Image-based layout lines ▸
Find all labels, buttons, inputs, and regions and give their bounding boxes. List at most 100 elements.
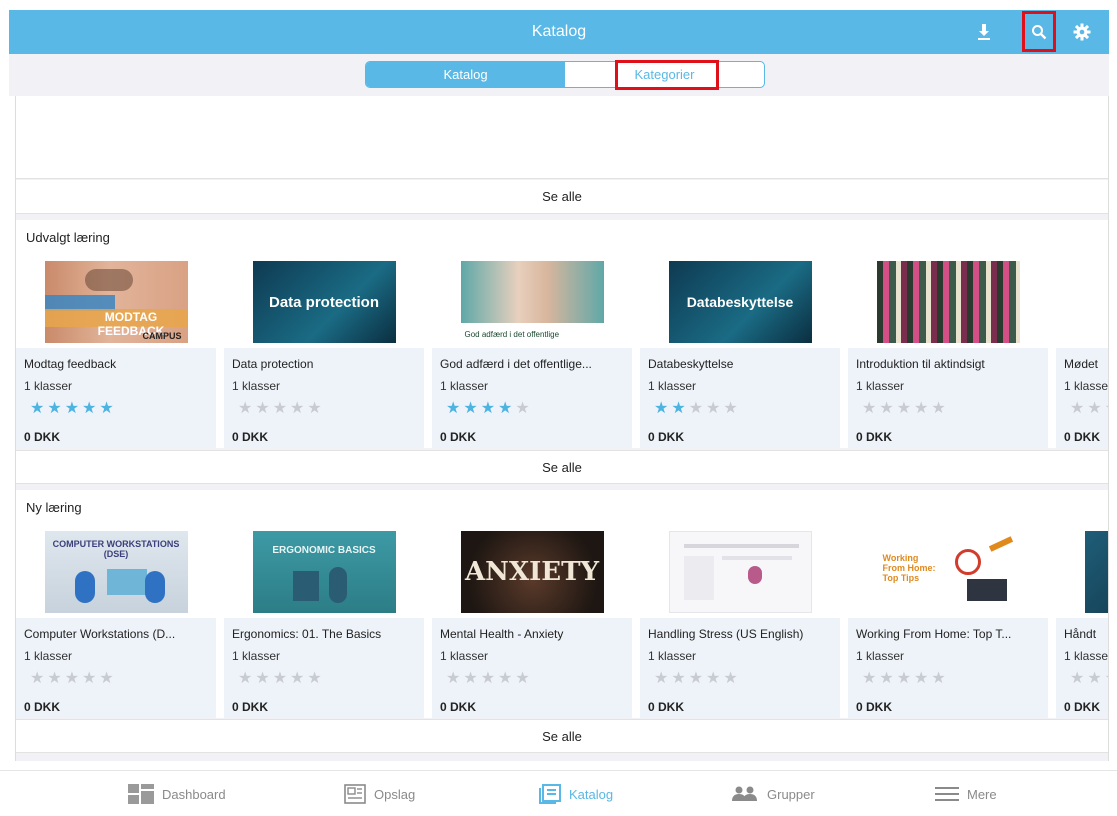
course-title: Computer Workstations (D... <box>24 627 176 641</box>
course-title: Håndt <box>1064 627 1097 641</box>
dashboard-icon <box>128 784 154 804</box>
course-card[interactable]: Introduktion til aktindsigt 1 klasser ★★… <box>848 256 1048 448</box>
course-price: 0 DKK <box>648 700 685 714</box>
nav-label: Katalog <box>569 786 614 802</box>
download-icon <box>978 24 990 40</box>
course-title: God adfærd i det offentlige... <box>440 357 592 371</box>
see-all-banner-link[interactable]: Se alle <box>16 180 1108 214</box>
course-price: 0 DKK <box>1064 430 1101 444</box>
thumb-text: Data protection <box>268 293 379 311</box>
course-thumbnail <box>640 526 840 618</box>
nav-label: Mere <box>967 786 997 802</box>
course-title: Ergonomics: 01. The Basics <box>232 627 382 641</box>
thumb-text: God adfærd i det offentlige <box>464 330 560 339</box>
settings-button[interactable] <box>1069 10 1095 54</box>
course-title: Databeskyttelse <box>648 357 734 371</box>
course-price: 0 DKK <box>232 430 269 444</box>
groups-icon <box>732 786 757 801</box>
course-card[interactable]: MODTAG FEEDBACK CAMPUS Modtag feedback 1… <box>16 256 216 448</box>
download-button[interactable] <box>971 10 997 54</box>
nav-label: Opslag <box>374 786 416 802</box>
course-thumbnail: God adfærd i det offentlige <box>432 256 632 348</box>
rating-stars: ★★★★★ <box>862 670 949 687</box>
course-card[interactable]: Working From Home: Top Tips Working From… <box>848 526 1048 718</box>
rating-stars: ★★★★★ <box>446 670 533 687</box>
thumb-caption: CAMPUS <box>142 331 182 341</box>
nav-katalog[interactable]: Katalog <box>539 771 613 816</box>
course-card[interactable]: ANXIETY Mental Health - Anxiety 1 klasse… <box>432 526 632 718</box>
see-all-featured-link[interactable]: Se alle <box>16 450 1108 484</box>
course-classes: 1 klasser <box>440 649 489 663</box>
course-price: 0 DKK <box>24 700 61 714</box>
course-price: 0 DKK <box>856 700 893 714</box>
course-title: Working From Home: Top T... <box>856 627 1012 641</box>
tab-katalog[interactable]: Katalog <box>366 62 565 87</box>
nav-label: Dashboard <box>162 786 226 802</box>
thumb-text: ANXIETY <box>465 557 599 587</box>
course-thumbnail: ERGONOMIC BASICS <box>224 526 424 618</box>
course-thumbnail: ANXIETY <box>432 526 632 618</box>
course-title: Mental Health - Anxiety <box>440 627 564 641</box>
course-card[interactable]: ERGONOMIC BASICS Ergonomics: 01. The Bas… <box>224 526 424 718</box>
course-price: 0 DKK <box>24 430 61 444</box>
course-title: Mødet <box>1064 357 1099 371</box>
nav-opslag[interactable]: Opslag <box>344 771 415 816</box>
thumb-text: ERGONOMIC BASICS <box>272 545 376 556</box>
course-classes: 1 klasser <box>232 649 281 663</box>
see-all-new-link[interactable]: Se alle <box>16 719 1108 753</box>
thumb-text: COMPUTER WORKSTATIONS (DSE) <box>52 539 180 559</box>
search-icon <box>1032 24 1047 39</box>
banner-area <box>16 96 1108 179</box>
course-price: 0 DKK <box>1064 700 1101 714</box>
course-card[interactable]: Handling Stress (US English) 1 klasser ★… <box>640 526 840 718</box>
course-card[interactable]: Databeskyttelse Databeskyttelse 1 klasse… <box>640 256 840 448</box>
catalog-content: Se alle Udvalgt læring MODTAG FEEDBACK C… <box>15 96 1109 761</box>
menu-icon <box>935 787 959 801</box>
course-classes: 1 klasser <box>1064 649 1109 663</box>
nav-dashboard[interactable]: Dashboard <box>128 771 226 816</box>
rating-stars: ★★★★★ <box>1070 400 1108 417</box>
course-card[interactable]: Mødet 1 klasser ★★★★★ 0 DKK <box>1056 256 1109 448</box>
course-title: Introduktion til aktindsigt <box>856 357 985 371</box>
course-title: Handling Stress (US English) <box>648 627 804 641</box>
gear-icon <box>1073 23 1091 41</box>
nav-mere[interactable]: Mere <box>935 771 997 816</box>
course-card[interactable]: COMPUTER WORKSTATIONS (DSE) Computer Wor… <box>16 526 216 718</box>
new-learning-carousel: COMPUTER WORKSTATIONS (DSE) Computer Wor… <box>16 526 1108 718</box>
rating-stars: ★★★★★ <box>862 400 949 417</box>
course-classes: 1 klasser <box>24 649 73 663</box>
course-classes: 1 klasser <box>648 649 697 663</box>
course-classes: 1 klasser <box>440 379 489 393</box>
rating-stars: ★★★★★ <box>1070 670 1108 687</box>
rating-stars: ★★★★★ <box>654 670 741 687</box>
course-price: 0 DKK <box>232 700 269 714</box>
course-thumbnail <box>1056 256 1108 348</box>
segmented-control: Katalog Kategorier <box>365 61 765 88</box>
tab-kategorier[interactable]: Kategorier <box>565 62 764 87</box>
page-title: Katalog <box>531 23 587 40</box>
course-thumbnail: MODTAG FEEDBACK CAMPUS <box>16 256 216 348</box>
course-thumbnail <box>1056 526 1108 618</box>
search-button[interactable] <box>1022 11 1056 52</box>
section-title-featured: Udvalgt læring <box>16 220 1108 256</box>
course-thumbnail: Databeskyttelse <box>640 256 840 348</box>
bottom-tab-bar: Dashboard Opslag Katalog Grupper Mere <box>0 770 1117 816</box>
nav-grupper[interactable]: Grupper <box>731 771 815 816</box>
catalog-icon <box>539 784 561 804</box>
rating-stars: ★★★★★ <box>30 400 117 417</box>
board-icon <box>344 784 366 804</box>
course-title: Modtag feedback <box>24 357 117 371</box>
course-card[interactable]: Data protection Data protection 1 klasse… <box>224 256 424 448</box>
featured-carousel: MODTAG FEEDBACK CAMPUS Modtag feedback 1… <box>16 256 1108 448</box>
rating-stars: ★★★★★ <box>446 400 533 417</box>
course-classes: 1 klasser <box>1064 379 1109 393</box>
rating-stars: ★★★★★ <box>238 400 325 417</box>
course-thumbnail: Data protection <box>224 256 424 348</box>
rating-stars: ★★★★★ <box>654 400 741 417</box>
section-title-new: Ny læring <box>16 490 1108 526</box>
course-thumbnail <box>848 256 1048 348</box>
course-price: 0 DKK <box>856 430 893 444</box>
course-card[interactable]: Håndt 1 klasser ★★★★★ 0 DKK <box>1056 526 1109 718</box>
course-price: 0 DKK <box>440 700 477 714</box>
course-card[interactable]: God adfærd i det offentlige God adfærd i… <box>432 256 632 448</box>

YOUR TASK ▸ Reproduce the lines above exactly as they appear, leaving out the pictures.

RESPONSE ▸
Find all labels, buttons, inputs, and regions and give their bounding boxes. List at most 100 elements.
course-title: Computer Workstations (D... <box>24 627 176 641</box>
course-title: Håndt <box>1064 627 1097 641</box>
dashboard-icon <box>128 784 154 804</box>
course-card[interactable]: Introduktion til aktindsigt 1 klasser ★★… <box>848 256 1048 448</box>
course-price: 0 DKK <box>648 700 685 714</box>
nav-label: Katalog <box>569 786 614 802</box>
download-icon <box>978 24 990 40</box>
course-title: God adfærd i det offentlige... <box>440 357 592 371</box>
see-all-banner-link[interactable]: Se alle <box>16 180 1108 214</box>
course-price: 0 DKK <box>1064 430 1101 444</box>
thumb-text: Data protection <box>268 293 379 311</box>
course-thumbnail <box>640 526 840 618</box>
nav-label: Mere <box>967 786 997 802</box>
course-title: Ergonomics: 01. The Basics <box>232 627 382 641</box>
thumb-text: God adfærd i det offentlige <box>464 330 560 339</box>
settings-button[interactable] <box>1069 10 1095 54</box>
course-title: Databeskyttelse <box>648 357 734 371</box>
course-price: 0 DKK <box>232 430 269 444</box>
groups-icon <box>732 786 757 801</box>
course-card[interactable]: MODTAG FEEDBACK CAMPUS Modtag feedback 1… <box>16 256 216 448</box>
download-button[interactable] <box>971 10 997 54</box>
nav-label: Opslag <box>374 786 416 802</box>
course-thumbnail: God adfærd i det offentlige <box>432 256 632 348</box>
rating-stars: ★★★★★ <box>862 670 949 687</box>
course-card[interactable]: Working From Home: Top Tips Working From… <box>848 526 1048 718</box>
rating-stars: ★★★★★ <box>446 670 533 687</box>
thumb-caption: CAMPUS <box>142 331 182 341</box>
nav-katalog[interactable]: Katalog <box>539 771 613 816</box>
course-card[interactable]: ANXIETY Mental Health - Anxiety 1 klasse… <box>432 526 632 718</box>
see-all-featured-link[interactable]: Se alle <box>16 450 1108 484</box>
course-classes: 1 klasser <box>440 649 489 663</box>
course-price: 0 DKK <box>24 700 61 714</box>
course-price: 0 DKK <box>856 700 893 714</box>
course-title: Working From Home: Top T... <box>856 627 1012 641</box>
tab-katalog[interactable]: Katalog <box>366 62 565 87</box>
nav-label: Dashboard <box>162 786 226 802</box>
thumb-text: ANXIETY <box>465 557 599 587</box>
course-thumbnail: ERGONOMIC BASICS <box>224 526 424 618</box>
course-thumbnail: ANXIETY <box>432 526 632 618</box>
course-title: Mental Health - Anxiety <box>440 627 564 641</box>
course-card[interactable]: ERGONOMIC BASICS Ergonomics: 01. The Bas… <box>224 526 424 718</box>
course-price: 0 DKK <box>24 430 61 444</box>
course-title: Mødet <box>1064 357 1099 371</box>
nav-opslag[interactable]: Opslag <box>344 771 415 816</box>
thumb-text: ERGONOMIC BASICS <box>272 545 376 556</box>
course-classes: 1 klasser <box>232 649 281 663</box>
see-all-new-link[interactable]: Se alle <box>16 719 1108 753</box>
thumb-text: COMPUTER WORKSTATIONS (DSE) <box>52 539 180 559</box>
search-icon <box>1032 24 1047 39</box>
banner-area <box>16 96 1108 179</box>
course-price: 0 DKK <box>1064 700 1101 714</box>
course-card[interactable]: Handling Stress (US English) 1 klasser ★… <box>640 526 840 718</box>
course-card[interactable]: Databeskyttelse Databeskyttelse 1 klasse… <box>640 256 840 448</box>
catalog-content: Se alle Udvalgt læring MODTAG FEEDBACK C… <box>15 96 1109 761</box>
menu-icon <box>935 787 959 801</box>
course-classes: 1 klasser <box>1064 649 1109 663</box>
nav-dashboard[interactable]: Dashboard <box>128 771 226 816</box>
rating-stars: ★★★★★ <box>1070 400 1108 417</box>
course-card[interactable]: Mødet 1 klasser ★★★★★ 0 DKK <box>1056 256 1109 448</box>
course-title: Introduktion til aktindsigt <box>856 357 985 371</box>
course-title: Handling Stress (US English) <box>648 627 804 641</box>
gear-icon <box>1073 23 1091 41</box>
nav-mere[interactable]: Mere <box>935 771 997 816</box>
course-card[interactable]: COMPUTER WORKSTATIONS (DSE) Computer Wor… <box>16 526 216 718</box>
new-learning-carousel: COMPUTER WORKSTATIONS (DSE) Computer Wor… <box>16 526 1108 718</box>
rating-stars: ★★★★★ <box>862 400 949 417</box>
course-classes: 1 klasser <box>24 649 73 663</box>
course-classes: 1 klasser <box>648 649 697 663</box>
course-classes: 1 klasser <box>440 379 489 393</box>
rating-stars: ★★★★★ <box>1070 670 1108 687</box>
rating-stars: ★★★★★ <box>654 670 741 687</box>
course-price: 0 DKK <box>232 700 269 714</box>
course-thumbnail <box>1056 256 1108 348</box>
segmented-control: Katalog Kategorier <box>365 61 765 88</box>
tab-kategorier[interactable]: Kategorier <box>565 62 764 87</box>
page-title: Katalog <box>531 23 587 40</box>
course-thumbnail: MODTAG FEEDBACK CAMPUS <box>16 256 216 348</box>
course-thumbnail <box>1056 526 1108 618</box>
search-button[interactable] <box>1022 11 1056 52</box>
section-title-featured: Udvalgt læring <box>16 220 1108 256</box>
course-thumbnail: Databeskyttelse <box>640 256 840 348</box>
bottom-tab-bar: Dashboard Opslag Katalog Grupper Mere <box>0 770 1117 816</box>
nav-grupper[interactable]: Grupper <box>731 771 815 816</box>
catalog-icon <box>539 784 561 804</box>
rating-stars: ★★★★★ <box>30 400 117 417</box>
board-icon <box>344 784 366 804</box>
course-title: Modtag feedback <box>24 357 117 371</box>
course-card[interactable]: Data protection Data protection 1 klasse… <box>224 256 424 448</box>
featured-carousel: MODTAG FEEDBACK CAMPUS Modtag feedback 1… <box>16 256 1108 448</box>
rating-stars: ★★★★★ <box>446 400 533 417</box>
course-classes: 1 klasser <box>1064 379 1109 393</box>
rating-stars: ★★★★★ <box>238 400 325 417</box>
course-thumbnail: Data protection <box>224 256 424 348</box>
rating-stars: ★★★★★ <box>654 400 741 417</box>
section-title-new: Ny læring <box>16 490 1108 526</box>
course-thumbnail <box>848 256 1048 348</box>
course-price: 0 DKK <box>856 430 893 444</box>
course-card[interactable]: Håndt 1 klasser ★★★★★ 0 DKK <box>1056 526 1109 718</box>
course-price: 0 DKK <box>440 700 477 714</box>
course-card[interactable]: God adfærd i det offentlige God adfærd i… <box>432 256 632 448</box>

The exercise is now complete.